## begin INFORMATION SUPPLIED
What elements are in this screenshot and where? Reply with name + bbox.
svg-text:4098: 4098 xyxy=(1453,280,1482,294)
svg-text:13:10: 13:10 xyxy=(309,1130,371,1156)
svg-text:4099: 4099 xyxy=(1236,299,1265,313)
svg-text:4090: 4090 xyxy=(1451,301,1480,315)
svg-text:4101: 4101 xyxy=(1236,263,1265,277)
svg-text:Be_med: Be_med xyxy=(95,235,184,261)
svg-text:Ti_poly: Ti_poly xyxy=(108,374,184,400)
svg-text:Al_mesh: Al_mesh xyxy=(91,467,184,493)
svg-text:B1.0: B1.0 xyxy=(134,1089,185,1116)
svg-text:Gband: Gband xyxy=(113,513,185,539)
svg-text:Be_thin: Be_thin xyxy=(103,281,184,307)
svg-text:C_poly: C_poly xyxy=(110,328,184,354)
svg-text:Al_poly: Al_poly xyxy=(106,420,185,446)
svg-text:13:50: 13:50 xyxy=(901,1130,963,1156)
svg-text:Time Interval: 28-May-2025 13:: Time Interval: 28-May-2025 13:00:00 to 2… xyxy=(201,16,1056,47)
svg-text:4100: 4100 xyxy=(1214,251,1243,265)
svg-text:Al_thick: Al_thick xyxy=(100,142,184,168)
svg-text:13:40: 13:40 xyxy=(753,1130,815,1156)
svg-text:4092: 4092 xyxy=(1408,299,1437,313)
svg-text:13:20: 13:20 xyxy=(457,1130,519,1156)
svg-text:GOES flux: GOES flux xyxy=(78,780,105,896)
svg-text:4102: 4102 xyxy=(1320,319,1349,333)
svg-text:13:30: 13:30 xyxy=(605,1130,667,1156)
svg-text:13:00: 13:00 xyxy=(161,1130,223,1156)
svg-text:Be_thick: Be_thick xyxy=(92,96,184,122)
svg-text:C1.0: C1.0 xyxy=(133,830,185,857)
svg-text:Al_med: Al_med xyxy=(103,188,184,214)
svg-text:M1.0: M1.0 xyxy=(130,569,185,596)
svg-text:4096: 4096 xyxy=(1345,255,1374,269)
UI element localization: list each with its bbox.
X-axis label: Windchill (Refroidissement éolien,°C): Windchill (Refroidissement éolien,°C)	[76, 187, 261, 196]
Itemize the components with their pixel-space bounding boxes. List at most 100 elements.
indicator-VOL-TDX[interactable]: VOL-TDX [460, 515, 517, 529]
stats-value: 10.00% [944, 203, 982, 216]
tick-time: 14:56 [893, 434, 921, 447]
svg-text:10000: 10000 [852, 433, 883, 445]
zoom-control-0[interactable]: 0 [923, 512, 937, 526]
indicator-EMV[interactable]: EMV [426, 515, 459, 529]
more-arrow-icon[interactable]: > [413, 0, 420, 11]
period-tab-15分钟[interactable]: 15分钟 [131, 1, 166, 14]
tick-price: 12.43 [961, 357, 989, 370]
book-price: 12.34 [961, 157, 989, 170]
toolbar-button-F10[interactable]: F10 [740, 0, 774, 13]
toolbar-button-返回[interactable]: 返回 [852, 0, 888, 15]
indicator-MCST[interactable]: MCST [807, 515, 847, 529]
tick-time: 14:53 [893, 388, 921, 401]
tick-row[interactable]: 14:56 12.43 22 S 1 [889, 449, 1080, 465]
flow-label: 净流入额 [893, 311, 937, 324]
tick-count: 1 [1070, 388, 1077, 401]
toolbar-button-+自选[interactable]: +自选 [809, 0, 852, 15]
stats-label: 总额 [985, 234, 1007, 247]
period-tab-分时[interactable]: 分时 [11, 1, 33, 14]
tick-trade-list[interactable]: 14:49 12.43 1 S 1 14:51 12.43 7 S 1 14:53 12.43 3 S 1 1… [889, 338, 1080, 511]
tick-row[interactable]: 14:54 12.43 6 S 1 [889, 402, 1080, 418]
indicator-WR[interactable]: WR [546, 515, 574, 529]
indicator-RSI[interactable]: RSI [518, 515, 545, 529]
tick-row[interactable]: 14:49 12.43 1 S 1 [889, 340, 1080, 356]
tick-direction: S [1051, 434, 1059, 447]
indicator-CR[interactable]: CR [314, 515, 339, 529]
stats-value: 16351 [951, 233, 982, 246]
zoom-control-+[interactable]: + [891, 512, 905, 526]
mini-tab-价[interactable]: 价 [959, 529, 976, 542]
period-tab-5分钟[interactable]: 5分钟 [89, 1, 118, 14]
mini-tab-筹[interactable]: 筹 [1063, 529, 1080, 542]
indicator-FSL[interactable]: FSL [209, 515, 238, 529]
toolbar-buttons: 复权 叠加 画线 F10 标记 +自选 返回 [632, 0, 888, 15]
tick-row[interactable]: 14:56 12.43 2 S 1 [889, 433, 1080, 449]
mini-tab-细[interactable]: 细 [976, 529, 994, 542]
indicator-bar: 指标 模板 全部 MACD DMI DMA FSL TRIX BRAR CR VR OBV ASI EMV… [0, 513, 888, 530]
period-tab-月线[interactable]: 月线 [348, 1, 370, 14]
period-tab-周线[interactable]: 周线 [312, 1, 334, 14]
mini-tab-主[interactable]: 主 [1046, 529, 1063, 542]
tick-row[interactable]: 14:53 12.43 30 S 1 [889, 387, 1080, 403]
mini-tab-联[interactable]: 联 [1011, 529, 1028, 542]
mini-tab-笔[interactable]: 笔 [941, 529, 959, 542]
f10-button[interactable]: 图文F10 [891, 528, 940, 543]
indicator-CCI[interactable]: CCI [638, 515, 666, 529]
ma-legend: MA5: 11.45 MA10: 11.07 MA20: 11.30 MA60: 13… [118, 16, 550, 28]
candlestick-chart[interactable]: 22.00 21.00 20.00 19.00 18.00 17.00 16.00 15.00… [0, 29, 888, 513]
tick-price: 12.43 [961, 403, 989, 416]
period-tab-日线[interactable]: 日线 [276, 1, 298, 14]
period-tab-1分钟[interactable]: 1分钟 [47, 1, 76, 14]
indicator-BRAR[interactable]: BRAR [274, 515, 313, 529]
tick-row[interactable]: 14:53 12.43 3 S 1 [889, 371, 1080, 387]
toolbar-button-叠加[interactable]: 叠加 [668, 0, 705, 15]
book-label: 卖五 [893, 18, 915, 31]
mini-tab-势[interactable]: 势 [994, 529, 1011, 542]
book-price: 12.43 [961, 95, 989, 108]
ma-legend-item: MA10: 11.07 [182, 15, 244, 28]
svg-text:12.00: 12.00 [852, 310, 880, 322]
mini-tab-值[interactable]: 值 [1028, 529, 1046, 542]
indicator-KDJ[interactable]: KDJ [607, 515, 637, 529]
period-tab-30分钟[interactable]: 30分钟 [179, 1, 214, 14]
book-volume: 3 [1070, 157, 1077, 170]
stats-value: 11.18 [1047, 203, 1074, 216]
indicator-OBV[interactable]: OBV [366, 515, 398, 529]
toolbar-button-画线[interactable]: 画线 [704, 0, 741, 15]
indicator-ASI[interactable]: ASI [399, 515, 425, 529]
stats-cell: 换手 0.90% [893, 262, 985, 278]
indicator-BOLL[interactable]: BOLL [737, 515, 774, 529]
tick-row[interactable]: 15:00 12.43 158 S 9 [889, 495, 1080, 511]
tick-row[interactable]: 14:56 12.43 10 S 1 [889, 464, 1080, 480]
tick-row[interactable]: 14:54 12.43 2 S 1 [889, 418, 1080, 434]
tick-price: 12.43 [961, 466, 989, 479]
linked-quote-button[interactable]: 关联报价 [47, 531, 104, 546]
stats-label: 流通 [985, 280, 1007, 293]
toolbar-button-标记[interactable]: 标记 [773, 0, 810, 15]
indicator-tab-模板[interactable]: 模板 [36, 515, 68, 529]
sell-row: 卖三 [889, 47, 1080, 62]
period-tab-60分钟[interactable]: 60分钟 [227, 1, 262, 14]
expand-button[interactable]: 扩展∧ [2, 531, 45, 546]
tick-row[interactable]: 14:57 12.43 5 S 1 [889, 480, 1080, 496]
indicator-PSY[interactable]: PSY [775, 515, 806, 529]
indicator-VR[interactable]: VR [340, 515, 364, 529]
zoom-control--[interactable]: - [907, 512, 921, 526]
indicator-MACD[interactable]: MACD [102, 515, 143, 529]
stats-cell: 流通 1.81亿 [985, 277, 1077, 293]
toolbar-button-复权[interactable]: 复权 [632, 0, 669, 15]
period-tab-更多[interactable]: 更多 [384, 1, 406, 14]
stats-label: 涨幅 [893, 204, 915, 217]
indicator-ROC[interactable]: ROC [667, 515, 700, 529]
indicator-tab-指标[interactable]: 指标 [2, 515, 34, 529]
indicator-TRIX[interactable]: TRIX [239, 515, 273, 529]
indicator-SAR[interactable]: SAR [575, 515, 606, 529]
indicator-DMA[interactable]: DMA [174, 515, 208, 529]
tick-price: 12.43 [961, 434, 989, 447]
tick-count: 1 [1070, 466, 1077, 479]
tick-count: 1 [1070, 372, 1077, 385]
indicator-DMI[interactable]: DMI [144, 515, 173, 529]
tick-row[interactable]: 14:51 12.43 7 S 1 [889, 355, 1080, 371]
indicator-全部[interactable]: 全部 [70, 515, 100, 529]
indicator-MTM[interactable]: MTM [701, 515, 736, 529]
## end INFORMATION SUPPLIED
WHAT IS NEEDED: Extract the entries above verbatim, starting at the first line of the entries and ending with the line that contains "svg-text:4101: 4101 xyxy=(1236,263,1265,277)". Include both of those lines.

EXERCISE ANSWER:
What elements are in this screenshot and where? Reply with name + bbox.
svg-text:4098: 4098 xyxy=(1453,280,1482,294)
svg-text:13:10: 13:10 xyxy=(309,1130,371,1156)
svg-text:4099: 4099 xyxy=(1236,299,1265,313)
svg-text:4090: 4090 xyxy=(1451,301,1480,315)
svg-text:4101: 4101 xyxy=(1236,263,1265,277)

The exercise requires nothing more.